→ WHAT TO WORK ON
Go through the material below and copy each line where the word "excited" appears.
Start EXERCISE MATERIAL
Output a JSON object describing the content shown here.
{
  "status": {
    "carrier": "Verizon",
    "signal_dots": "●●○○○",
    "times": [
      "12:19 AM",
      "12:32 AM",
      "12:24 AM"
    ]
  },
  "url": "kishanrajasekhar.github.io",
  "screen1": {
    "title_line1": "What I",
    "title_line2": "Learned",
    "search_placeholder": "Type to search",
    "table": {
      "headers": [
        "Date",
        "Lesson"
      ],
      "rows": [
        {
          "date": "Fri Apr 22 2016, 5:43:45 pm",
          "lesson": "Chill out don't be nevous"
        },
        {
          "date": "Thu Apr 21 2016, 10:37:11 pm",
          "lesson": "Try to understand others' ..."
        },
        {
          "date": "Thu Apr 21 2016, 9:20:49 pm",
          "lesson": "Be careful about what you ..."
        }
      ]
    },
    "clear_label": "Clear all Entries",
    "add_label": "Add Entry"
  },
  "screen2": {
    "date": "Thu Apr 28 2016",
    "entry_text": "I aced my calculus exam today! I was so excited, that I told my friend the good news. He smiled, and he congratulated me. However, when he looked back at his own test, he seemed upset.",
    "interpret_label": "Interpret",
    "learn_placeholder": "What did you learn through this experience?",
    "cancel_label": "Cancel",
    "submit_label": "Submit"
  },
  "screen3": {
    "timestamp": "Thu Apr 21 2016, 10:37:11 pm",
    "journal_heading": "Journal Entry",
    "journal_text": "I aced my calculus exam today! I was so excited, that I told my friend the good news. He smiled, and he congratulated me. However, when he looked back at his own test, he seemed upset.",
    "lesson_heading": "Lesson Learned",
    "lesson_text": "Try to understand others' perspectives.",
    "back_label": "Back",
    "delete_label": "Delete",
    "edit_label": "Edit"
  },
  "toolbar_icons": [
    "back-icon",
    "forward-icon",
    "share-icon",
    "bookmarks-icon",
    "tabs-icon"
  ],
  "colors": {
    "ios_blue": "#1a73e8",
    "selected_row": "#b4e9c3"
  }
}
End EXERCISE MATERIAL
→ RESULT FOR THIS TASK
    "entry_text": "I aced my calculus exam today! I was so excited, that I told my friend the good news. He smiled, and he congratulated me. However, when he looked back at his own test, he seemed upset.",
    "journal_text": "I aced my calculus exam today! I was so excited, that I told my friend the good news. He smiled, and he congratulated me. However, when he looked back at his own test, he seemed upset.",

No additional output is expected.